▶ **Goal of the exercise**
Look through the data below. Show each line where the string "path" occurs.

═════ Source data ═════

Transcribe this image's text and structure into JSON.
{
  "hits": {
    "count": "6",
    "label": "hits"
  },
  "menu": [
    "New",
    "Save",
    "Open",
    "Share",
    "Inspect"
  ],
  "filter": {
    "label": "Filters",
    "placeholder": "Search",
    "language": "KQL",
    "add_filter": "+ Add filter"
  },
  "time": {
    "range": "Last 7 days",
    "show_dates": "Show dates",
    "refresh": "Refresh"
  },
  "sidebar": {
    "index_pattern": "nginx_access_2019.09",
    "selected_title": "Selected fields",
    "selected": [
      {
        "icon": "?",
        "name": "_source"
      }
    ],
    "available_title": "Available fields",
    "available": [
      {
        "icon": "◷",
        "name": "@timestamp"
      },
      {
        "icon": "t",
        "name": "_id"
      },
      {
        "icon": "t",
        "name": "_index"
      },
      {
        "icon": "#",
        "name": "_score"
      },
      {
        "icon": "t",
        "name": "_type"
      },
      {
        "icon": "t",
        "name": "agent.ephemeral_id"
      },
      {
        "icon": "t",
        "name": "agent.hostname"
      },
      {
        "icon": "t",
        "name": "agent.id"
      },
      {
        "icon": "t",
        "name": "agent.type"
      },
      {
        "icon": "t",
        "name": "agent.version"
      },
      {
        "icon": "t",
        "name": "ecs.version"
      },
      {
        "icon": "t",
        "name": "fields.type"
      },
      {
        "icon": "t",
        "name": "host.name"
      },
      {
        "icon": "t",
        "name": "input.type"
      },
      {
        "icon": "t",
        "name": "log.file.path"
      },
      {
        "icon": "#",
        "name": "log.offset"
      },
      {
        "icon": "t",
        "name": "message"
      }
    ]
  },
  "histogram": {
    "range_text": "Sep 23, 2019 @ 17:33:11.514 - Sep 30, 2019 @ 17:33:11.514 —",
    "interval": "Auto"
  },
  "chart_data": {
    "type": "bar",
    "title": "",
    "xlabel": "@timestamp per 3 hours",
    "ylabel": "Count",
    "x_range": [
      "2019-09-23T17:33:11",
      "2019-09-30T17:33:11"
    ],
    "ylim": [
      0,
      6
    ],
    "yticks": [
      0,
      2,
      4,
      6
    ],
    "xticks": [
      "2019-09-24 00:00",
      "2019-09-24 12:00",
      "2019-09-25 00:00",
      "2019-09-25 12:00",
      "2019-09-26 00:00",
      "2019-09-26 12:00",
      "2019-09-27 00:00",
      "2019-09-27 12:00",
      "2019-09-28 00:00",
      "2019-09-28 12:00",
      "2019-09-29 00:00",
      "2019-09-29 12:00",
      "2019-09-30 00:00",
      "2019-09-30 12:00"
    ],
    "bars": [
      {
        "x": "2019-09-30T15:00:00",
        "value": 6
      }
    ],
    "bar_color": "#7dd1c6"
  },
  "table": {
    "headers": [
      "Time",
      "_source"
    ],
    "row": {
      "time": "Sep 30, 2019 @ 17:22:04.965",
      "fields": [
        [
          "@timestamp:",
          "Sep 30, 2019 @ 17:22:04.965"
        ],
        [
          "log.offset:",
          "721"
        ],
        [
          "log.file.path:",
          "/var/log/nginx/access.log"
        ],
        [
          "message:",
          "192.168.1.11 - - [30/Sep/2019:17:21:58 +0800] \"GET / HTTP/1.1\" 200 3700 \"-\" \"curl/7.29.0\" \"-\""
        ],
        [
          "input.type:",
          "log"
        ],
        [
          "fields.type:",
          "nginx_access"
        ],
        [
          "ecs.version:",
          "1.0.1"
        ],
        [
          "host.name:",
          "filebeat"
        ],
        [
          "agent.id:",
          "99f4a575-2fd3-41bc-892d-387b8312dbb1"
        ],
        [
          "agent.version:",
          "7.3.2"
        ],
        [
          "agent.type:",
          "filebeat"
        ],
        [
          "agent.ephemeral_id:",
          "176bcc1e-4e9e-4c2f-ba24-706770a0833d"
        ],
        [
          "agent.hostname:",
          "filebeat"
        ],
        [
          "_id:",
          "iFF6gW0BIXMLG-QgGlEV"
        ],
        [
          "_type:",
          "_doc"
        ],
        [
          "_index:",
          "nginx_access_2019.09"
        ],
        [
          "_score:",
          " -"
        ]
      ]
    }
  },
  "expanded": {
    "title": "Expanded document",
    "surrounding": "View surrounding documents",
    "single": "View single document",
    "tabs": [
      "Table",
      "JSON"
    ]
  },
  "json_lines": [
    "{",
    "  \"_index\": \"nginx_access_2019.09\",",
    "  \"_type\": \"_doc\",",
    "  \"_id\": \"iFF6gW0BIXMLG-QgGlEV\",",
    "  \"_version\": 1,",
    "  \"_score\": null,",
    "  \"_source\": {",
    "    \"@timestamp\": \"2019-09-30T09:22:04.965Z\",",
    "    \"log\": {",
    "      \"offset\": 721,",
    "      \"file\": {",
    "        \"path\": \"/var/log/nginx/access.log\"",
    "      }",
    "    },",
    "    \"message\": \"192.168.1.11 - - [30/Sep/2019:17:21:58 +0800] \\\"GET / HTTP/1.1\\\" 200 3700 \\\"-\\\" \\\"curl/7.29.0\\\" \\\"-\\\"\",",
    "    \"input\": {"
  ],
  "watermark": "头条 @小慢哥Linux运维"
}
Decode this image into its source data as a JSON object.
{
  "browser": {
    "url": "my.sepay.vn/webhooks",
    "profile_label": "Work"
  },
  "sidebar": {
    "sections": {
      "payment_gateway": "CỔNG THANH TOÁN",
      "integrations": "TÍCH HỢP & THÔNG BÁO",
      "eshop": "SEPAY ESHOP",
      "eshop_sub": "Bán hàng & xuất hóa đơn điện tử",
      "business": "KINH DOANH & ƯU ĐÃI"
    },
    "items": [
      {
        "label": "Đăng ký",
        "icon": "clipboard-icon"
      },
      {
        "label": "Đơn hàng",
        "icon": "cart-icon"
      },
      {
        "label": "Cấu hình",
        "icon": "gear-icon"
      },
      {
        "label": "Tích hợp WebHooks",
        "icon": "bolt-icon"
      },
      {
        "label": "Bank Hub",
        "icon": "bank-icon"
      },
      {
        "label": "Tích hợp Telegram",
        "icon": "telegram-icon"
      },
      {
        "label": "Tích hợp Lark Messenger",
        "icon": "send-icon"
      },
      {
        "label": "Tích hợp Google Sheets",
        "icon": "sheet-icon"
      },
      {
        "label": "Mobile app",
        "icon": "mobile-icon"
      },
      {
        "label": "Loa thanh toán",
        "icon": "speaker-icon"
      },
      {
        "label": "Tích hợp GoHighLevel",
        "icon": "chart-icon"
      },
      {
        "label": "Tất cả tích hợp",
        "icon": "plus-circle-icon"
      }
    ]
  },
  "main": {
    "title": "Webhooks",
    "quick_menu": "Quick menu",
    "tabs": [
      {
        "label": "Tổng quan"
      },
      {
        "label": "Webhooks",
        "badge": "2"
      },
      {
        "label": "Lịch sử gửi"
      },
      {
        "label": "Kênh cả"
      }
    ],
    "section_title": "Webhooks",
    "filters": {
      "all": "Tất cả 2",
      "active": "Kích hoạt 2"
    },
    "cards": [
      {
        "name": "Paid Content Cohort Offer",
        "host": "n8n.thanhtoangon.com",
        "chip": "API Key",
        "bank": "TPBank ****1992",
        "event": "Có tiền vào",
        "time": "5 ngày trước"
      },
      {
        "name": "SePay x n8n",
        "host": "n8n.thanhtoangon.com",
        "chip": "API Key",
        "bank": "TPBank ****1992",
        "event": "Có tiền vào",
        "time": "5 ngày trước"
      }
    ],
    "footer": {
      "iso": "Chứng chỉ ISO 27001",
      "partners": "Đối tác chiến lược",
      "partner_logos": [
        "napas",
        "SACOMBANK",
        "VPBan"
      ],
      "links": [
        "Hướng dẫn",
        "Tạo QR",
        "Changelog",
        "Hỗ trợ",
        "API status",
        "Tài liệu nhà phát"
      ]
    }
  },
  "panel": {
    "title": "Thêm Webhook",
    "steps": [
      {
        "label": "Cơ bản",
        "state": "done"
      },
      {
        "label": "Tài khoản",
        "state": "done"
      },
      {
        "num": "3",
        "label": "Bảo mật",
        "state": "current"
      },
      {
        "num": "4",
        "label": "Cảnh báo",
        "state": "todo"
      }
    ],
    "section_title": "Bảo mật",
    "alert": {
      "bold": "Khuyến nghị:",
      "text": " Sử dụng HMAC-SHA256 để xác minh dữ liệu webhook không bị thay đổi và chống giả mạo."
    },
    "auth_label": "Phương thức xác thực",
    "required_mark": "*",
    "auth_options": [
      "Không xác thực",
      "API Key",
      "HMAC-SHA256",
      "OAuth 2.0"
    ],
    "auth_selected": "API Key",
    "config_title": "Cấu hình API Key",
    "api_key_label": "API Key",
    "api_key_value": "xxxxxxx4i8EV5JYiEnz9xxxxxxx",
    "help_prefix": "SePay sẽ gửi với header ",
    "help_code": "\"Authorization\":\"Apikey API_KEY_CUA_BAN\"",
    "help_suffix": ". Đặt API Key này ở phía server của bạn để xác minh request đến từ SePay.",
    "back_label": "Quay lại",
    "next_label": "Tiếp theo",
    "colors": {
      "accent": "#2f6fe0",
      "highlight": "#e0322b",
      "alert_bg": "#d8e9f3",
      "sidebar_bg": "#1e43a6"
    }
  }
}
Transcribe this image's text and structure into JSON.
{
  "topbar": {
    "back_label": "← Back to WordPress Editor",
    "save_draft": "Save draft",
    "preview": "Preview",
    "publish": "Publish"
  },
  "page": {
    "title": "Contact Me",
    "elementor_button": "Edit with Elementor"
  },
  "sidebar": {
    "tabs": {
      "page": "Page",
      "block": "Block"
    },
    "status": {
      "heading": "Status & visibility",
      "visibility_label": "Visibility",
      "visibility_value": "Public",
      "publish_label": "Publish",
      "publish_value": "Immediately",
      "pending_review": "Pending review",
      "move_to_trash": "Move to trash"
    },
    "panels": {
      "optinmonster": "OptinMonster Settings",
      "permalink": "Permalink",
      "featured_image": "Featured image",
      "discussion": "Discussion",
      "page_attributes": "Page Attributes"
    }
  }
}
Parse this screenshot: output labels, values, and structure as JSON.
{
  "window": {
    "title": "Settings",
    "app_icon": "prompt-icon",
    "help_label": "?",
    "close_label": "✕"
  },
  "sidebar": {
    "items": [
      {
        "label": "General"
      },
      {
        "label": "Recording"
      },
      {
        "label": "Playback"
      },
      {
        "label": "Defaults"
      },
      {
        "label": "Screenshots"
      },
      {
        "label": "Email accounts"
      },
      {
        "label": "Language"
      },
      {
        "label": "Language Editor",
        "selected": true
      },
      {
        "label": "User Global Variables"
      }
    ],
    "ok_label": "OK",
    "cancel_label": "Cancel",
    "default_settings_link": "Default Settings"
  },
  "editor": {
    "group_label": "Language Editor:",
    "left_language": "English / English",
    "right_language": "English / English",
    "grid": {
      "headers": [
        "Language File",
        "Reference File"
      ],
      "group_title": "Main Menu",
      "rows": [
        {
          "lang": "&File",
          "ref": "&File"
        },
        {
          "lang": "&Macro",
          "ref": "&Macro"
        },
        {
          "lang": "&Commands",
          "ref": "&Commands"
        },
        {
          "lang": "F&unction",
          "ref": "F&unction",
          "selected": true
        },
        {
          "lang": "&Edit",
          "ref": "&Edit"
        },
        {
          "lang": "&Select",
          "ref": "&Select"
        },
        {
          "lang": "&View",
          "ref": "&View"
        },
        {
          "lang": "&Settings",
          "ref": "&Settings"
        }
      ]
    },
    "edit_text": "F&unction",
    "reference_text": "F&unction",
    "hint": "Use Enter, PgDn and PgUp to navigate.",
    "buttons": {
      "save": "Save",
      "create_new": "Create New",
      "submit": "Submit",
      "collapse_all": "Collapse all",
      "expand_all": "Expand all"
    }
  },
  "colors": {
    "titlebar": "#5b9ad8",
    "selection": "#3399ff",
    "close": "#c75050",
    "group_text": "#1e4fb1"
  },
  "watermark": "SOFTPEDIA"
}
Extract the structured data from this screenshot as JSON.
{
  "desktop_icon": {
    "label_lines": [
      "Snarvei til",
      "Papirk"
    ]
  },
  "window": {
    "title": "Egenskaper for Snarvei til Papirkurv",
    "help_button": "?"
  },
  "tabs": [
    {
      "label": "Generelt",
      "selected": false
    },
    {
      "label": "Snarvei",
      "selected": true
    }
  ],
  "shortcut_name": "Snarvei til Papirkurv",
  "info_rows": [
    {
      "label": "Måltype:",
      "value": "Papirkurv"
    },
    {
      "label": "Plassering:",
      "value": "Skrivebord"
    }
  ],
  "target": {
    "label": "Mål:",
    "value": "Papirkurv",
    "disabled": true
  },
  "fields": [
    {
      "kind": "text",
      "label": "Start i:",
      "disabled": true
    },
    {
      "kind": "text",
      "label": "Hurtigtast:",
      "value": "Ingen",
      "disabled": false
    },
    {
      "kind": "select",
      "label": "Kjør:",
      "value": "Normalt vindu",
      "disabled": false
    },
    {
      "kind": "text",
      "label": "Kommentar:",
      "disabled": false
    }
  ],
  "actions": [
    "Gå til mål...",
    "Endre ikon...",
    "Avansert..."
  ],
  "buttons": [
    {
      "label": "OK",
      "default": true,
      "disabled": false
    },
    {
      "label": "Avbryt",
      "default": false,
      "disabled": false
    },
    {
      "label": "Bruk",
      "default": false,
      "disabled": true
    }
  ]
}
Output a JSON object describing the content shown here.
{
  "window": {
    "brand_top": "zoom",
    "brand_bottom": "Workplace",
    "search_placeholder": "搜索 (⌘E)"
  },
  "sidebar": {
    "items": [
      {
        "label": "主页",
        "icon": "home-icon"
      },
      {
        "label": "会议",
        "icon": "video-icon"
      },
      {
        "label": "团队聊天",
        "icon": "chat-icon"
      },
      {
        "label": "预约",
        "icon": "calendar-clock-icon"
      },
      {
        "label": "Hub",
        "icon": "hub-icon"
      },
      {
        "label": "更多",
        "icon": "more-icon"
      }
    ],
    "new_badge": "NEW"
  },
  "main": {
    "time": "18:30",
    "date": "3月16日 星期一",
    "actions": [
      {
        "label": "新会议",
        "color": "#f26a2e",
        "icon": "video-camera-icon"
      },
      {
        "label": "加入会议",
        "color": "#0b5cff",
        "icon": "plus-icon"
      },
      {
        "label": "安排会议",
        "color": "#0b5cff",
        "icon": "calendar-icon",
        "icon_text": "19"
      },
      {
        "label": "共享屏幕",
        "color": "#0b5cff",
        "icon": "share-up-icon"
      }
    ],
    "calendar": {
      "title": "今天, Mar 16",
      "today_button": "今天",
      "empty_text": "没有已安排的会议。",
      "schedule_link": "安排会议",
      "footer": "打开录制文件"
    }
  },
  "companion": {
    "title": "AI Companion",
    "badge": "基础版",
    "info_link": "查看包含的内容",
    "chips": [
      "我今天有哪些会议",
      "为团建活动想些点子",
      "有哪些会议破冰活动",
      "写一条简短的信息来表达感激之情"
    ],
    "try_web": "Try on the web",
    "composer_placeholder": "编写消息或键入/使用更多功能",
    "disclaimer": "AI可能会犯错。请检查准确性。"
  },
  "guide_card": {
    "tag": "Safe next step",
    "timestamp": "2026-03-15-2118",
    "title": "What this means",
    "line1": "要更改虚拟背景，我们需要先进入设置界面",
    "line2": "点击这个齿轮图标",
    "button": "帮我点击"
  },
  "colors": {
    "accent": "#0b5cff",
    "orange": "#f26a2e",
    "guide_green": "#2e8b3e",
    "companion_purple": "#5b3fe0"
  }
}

═════

▶ **Result for this exercise**
        "name": "log.file.path"
          "log.file.path:",
    "        \"path\": \"/var/log/nginx/access.log\"",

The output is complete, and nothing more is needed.